* Start *

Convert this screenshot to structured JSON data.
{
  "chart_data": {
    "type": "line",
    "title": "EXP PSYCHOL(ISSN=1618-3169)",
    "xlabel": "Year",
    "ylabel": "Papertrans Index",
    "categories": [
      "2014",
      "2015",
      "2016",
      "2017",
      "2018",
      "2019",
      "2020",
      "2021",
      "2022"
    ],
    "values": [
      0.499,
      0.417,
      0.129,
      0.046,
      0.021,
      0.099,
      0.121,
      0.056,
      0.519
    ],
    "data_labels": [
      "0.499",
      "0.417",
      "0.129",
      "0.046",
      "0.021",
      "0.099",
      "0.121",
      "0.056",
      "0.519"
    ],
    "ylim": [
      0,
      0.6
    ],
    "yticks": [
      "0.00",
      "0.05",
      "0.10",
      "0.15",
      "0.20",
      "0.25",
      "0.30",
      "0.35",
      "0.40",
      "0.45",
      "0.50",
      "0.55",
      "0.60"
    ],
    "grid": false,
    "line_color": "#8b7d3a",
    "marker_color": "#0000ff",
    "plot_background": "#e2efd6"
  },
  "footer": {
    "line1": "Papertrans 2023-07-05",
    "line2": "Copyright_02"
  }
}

* End *

Your task is to quote all of the data word for word.

» Solution to this exercise
Convert this screenshot to structured JSON data.
{
  "chart_data": {
    "type": "line",
    "title": "EXP PSYCHOL(ISSN=1618-3169)",
    "xlabel": "Year",
    "ylabel": "Papertrans Index",
    "categories": [
      "2014",
      "2015",
      "2016",
      "2017",
      "2018",
      "2019",
      "2020",
      "2021",
      "2022"
    ],
    "values": [
      0.499,
      0.417,
      0.129,
      0.046,
      0.021,
      0.099,
      0.121,
      0.056,
      0.519
    ],
    "data_labels": [
      "0.499",
      "0.417",
      "0.129",
      "0.046",
      "0.021",
      "0.099",
      "0.121",
      "0.056",
      "0.519"
    ],
    "ylim": [
      0,
      0.6
    ],
    "yticks": [
      "0.00",
      "0.05",
      "0.10",
      "0.15",
      "0.20",
      "0.25",
      "0.30",
      "0.35",
      "0.40",
      "0.45",
      "0.50",
      "0.55",
      "0.60"
    ],
    "grid": false,
    "line_color": "#8b7d3a",
    "marker_color": "#0000ff",
    "plot_background": "#e2efd6"
  },
  "footer": {
    "line1": "Papertrans 2023-07-05",
    "line2": "Copyright_02"
  }
}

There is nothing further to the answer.